Direction A: In the listing below, write out the lines from its first line through the line holding "user-icon [245,84,255,95]", both included, putting "power-icon" in place of "battery-icon" and keeping everything else the same.

Text passage:
━━━━
POLITICS

DA Youth walk out of NYDA

Aimee Franklin says agency is just a R400m ANC patronage scheme

DA Youth: We are withdrawing from the NYDA

I am today resigning as the Democratic Alliance Youth's representative on the National Youth Development Agency (NYDA), and the DA Youth is therefore withdrawing from this organisation, which we are convinced has become little more than a R400-million ANC patronage scheme.

In the past few days, the DA has exposed how an additional R29 million in the appropriations adjustment has been designated to the NYDA, for the hosting of the ANC Youth League's nine-day "World Festival of Youth and Students" conference, which will provide a platform for some of the most radical youth groups on the planet.

Amongst them are the ZANU-PF Youth League from Zimbabwe, and the youth league of the Workers Party of North Korea - who hosted this same event in Pyongyang not too long ago, and will be recipients of a "solidarity" pledge at this year's event.

In terms of statute, the NYDA is a body that is ostensibly intended to promote youth development in South Africa. This is a laudable aim, and the DA Youth was therefore willing to give the NYDA the opportunity to work. However, evidence now abounds that the NYDA's independence and standing as a public body has been terminally compromised. This latest scandal illustrates the problem all too clearly, but we have also seen in recent months how this institution's mandate has veered hopelessly off course:

Firstly, the NYDA has comprehensively failed to fulfil its specified objectives. As was recently revealed in its annual report, it has met just 23 of its 68 targets over the past financial year - a 24% success rate. In those circumstances, we have no desire to be part of an institution that is frittering away state funds, and utterly failing to meet its mandate.
━━━━
Extracted records:
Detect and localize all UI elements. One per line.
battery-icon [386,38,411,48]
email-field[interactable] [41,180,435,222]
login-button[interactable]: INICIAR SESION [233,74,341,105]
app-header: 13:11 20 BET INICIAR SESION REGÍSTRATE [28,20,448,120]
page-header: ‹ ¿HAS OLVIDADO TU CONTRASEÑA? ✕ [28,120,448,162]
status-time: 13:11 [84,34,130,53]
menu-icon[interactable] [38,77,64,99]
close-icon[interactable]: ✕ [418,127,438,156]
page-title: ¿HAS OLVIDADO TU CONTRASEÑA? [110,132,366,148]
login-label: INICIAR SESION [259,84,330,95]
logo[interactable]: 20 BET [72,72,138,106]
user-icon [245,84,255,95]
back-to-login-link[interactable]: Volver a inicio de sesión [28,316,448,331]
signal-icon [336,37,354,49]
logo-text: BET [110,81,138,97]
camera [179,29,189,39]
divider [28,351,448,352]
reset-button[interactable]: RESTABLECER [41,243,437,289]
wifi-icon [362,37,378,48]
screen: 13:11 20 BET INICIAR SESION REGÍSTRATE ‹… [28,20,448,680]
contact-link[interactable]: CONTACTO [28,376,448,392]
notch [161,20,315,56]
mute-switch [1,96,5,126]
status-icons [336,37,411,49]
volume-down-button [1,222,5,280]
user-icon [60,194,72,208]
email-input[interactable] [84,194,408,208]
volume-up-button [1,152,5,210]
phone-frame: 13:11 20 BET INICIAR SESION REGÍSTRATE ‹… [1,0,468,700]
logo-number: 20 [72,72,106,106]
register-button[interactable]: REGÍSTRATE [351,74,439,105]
━━━━
Direction B: Does the DA Youth statement about leaving the NYDA agree with each of these? (i) An additional R29 million has been designated to the NYDA. (ii) The ANC Youth League's festival is to run for five days. (iii) The youth league of the Workers Party of North Korea once hosted this same event in Pyongyang.

Reply A:
Detect and localize all UI elements. One per line.
power-icon [386,38,411,48]
email-field[interactable] [41,180,435,222]
login-button[interactable]: INICIAR SESION [233,74,341,105]
app-header: 13:11 20 BET INICIAR SESION REGÍSTRATE [28,20,448,120]
page-header: ‹ ¿HAS OLVIDADO TU CONTRASEÑA? ✕ [28,120,448,162]
status-time: 13:11 [84,34,130,53]
menu-icon[interactable] [38,77,64,99]
close-icon[interactable]: ✕ [418,127,438,156]
page-title: ¿HAS OLVIDADO TU CONTRASEÑA? [110,132,366,148]
login-label: INICIAR SESION [259,84,330,95]
logo[interactable]: 20 BET [72,72,138,106]
user-icon [245,84,255,95]

Reply B:
(i) Yes: "an additional R29 million in the appropriations adjustment has been designated to the NYDA"
(ii) No: "nine-day "World Festival of Youth and Students" conference"
(iii) Yes: "who hosted this same event in Pyongyang not too long ago"